▸ **GIVEN INSTRUCTION**: Pull out the listing from its first line through the line containing "booking-card: 立即预约 一切就绪，让我们立即愉悦", both ends included, and reproduce each line unchanged.

....

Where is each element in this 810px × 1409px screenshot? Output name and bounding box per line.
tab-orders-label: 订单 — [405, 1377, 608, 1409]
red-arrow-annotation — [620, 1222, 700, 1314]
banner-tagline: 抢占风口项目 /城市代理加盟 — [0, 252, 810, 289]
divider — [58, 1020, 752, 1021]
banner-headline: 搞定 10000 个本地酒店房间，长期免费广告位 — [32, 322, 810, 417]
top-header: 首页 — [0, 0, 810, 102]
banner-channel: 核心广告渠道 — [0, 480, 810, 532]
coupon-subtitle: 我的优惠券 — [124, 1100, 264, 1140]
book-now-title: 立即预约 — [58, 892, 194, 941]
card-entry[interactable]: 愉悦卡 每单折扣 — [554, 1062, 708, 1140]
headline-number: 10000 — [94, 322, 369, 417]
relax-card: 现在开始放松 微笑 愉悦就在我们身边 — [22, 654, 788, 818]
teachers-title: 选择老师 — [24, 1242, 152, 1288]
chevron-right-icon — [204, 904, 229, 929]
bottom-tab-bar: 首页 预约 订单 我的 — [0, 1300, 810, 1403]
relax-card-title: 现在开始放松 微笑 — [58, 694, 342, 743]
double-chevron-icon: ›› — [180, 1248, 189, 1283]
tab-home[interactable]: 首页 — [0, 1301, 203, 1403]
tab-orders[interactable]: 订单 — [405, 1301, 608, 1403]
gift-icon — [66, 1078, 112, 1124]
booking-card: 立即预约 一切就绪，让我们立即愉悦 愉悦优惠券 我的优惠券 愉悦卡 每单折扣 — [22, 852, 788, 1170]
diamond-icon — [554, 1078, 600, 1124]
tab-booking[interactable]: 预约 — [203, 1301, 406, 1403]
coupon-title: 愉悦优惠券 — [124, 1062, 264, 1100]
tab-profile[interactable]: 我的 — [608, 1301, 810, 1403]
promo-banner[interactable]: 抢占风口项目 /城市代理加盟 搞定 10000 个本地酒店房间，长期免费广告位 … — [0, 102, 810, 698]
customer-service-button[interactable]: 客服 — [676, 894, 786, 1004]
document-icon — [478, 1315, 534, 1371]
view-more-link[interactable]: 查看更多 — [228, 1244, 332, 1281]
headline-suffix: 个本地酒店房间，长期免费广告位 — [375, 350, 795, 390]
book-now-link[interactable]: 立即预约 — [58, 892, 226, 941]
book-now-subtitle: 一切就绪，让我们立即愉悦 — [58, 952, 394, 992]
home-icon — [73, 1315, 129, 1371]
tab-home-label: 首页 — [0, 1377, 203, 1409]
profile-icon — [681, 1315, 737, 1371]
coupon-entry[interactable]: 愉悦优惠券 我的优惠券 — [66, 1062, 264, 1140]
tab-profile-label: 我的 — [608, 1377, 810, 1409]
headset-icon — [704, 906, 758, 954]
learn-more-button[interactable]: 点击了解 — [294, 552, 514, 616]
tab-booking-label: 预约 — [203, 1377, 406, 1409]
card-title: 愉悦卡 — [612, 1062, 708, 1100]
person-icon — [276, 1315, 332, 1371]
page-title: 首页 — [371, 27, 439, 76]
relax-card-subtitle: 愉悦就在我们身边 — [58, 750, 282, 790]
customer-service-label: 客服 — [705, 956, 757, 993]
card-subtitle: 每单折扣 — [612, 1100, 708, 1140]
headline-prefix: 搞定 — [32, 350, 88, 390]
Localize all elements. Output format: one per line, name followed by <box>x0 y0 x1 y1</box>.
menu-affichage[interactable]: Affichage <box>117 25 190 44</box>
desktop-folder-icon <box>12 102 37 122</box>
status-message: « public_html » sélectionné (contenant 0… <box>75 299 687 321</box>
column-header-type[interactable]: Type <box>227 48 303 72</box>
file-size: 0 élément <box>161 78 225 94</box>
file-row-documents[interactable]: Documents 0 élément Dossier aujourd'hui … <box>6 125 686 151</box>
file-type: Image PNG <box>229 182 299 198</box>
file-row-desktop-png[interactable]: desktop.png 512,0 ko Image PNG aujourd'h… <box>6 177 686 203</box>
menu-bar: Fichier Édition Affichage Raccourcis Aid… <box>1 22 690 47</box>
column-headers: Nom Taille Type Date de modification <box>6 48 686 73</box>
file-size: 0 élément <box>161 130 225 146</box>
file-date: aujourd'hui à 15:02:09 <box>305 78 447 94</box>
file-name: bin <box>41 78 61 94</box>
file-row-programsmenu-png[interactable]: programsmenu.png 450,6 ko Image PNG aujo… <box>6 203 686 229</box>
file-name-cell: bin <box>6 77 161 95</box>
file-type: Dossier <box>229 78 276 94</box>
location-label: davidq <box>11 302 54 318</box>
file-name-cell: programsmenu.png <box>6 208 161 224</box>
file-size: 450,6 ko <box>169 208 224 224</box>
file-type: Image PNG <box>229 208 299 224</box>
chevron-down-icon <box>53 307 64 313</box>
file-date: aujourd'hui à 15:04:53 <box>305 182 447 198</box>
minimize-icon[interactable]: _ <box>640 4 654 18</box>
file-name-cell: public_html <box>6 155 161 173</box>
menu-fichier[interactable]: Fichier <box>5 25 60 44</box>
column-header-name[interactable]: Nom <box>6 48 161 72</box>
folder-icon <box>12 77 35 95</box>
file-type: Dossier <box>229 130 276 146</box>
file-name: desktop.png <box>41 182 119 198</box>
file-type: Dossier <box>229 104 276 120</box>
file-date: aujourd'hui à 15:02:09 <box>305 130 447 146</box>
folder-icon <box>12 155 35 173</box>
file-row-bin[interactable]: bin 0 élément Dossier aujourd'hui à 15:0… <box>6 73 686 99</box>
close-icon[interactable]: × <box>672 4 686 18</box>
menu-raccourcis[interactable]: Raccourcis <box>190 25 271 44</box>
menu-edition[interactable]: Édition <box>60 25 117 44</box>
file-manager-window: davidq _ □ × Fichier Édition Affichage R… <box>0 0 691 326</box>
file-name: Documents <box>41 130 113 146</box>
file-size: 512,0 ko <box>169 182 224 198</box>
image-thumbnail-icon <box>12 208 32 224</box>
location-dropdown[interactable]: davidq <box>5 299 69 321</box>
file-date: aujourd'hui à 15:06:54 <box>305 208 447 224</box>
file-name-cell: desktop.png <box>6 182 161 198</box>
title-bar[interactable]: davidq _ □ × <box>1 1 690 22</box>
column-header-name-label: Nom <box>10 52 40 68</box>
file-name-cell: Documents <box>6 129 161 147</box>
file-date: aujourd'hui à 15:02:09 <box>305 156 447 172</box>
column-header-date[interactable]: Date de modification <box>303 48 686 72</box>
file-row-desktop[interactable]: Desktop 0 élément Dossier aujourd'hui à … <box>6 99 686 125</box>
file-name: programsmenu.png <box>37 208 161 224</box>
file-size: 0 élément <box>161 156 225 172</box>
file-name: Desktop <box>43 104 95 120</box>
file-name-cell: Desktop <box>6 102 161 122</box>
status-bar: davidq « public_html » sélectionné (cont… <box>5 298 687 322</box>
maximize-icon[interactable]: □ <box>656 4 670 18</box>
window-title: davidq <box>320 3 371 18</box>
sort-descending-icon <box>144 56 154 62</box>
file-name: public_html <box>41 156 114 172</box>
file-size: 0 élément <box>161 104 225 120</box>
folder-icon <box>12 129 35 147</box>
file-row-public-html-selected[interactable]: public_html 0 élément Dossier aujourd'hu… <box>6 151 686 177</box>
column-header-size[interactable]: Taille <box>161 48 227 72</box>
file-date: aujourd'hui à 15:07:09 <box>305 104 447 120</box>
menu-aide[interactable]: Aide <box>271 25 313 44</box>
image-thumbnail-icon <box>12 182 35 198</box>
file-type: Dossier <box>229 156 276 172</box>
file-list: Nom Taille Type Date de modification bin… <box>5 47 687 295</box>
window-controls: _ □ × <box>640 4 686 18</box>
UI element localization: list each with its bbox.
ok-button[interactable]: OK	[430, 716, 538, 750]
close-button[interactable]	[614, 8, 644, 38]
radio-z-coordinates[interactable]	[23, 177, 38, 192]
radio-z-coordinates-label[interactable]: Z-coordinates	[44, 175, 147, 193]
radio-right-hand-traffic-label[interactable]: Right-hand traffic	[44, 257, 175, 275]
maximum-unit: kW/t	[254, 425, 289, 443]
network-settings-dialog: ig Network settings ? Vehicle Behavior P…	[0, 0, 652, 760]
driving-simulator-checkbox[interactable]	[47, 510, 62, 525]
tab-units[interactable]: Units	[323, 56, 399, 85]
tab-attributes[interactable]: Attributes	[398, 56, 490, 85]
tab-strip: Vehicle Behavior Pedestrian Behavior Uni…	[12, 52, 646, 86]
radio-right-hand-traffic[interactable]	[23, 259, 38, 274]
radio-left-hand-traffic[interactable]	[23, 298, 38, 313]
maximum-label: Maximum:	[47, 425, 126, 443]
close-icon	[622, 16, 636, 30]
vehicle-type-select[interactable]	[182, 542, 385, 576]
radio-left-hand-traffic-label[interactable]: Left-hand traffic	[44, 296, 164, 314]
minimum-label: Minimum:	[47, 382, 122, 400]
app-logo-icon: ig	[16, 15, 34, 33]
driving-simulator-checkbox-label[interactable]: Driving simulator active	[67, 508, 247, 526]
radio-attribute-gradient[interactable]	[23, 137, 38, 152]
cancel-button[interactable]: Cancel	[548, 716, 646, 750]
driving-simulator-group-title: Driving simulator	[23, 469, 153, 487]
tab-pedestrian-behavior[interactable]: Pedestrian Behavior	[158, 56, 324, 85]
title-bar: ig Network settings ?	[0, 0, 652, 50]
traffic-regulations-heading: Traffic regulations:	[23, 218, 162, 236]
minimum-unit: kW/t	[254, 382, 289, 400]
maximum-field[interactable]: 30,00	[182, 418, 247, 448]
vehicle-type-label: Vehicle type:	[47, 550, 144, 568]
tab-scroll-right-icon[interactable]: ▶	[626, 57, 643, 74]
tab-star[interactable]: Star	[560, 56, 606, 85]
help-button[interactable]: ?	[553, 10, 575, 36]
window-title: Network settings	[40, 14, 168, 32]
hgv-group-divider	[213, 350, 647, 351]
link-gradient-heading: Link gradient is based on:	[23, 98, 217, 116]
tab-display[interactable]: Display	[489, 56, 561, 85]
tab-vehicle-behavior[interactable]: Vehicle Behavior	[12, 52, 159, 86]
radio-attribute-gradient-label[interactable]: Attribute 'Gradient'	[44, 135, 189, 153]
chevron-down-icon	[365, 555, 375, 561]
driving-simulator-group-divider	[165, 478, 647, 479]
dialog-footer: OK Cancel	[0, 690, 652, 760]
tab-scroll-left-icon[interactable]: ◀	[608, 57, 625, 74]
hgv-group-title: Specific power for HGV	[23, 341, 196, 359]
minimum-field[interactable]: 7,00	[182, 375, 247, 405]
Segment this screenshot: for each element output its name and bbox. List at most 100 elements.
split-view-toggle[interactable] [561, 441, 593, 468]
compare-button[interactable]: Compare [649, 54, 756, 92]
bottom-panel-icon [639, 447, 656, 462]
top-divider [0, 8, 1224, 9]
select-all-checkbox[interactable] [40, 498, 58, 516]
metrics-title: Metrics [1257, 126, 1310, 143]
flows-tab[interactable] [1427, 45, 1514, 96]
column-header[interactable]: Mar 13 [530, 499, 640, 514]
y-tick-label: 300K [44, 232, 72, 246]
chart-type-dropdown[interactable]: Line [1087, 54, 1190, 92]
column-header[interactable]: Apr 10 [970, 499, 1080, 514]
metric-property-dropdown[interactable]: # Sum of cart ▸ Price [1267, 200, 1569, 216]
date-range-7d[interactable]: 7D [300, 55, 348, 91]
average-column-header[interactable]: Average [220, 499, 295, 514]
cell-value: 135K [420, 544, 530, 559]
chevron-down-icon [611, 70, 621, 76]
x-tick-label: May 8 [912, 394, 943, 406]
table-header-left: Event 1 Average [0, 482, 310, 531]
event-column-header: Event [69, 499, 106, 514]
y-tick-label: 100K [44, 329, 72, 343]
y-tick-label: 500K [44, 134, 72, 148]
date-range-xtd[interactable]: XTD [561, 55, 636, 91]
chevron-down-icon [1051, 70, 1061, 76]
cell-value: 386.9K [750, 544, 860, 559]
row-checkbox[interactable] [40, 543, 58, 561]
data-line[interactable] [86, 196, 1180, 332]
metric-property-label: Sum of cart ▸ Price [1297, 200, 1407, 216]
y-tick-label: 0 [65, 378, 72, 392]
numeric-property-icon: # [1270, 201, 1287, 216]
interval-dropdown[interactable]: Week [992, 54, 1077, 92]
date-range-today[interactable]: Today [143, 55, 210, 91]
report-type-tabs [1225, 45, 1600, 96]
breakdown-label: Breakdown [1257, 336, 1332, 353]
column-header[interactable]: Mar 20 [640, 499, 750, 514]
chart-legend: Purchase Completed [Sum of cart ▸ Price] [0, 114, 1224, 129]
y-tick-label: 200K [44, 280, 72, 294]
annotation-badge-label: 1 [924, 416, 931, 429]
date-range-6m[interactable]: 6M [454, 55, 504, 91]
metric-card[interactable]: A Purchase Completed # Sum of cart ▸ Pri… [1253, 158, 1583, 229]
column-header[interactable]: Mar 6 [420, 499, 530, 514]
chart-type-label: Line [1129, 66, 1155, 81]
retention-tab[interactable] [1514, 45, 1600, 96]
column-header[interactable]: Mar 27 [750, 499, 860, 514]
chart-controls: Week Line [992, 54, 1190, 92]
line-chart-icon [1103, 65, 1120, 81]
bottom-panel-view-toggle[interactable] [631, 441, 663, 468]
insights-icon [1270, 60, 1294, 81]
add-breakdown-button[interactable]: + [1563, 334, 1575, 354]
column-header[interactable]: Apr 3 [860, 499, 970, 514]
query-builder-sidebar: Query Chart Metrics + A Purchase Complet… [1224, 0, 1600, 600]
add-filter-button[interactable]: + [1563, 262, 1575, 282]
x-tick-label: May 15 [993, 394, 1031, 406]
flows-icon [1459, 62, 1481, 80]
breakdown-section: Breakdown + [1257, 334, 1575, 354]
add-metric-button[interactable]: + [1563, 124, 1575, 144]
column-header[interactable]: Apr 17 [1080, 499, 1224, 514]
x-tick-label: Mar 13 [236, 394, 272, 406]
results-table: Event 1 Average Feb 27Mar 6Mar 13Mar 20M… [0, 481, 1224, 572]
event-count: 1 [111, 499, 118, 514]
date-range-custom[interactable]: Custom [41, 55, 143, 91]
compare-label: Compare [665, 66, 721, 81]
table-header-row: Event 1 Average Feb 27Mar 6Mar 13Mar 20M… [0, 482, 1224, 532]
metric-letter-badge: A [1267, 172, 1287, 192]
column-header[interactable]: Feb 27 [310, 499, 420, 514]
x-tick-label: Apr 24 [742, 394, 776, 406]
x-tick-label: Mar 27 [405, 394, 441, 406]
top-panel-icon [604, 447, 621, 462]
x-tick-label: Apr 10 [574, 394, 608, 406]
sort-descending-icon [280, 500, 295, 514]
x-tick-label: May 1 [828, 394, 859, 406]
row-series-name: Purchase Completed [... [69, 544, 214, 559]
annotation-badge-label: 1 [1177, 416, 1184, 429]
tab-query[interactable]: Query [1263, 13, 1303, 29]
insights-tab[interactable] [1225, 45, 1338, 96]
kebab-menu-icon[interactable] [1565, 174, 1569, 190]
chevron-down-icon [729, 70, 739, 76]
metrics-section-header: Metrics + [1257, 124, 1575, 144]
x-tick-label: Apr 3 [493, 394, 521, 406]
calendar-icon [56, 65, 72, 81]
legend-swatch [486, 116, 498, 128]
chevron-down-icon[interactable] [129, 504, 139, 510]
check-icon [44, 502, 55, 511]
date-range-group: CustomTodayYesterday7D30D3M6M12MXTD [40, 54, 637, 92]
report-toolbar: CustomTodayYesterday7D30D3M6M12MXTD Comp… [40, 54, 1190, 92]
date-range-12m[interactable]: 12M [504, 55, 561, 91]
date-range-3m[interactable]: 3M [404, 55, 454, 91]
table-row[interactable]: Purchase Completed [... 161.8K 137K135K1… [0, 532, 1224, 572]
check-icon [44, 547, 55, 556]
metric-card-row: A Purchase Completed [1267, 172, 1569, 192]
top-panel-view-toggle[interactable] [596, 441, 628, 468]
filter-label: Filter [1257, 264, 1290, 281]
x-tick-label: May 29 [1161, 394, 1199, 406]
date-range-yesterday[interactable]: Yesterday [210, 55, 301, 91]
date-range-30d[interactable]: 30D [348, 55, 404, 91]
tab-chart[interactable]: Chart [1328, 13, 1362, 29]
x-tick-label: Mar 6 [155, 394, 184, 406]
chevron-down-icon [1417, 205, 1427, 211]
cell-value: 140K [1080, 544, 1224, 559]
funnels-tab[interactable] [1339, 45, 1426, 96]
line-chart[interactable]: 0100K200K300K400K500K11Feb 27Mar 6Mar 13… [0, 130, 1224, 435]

....

▸ **THE RESULT**:
Where is each element in this 810px × 1409px screenshot? Output name and bounding box per line.
tab-orders-label: 订单 — [405, 1377, 608, 1409]
red-arrow-annotation — [620, 1222, 700, 1314]
banner-tagline: 抢占风口项目 /城市代理加盟 — [0, 252, 810, 289]
divider — [58, 1020, 752, 1021]
banner-headline: 搞定 10000 个本地酒店房间，长期免费广告位 — [32, 322, 810, 417]
top-header: 首页 — [0, 0, 810, 102]
banner-channel: 核心广告渠道 — [0, 480, 810, 532]
coupon-subtitle: 我的优惠券 — [124, 1100, 264, 1140]
book-now-title: 立即预约 — [58, 892, 194, 941]
card-entry[interactable]: 愉悦卡 每单折扣 — [554, 1062, 708, 1140]
headline-number: 10000 — [94, 322, 369, 417]
relax-card: 现在开始放松 微笑 愉悦就在我们身边 — [22, 654, 788, 818]
teachers-title: 选择老师 — [24, 1242, 152, 1288]
chevron-right-icon — [204, 904, 229, 929]
bottom-tab-bar: 首页 预约 订单 我的 — [0, 1300, 810, 1403]
relax-card-title: 现在开始放松 微笑 — [58, 694, 342, 743]
double-chevron-icon: ›› — [180, 1248, 189, 1283]
tab-home[interactable]: 首页 — [0, 1301, 203, 1403]
tab-orders[interactable]: 订单 — [405, 1301, 608, 1403]
gift-icon — [66, 1078, 112, 1124]
booking-card: 立即预约 一切就绪，让我们立即愉悦 愉悦优惠券 我的优惠券 愉悦卡 每单折扣 — [22, 852, 788, 1170]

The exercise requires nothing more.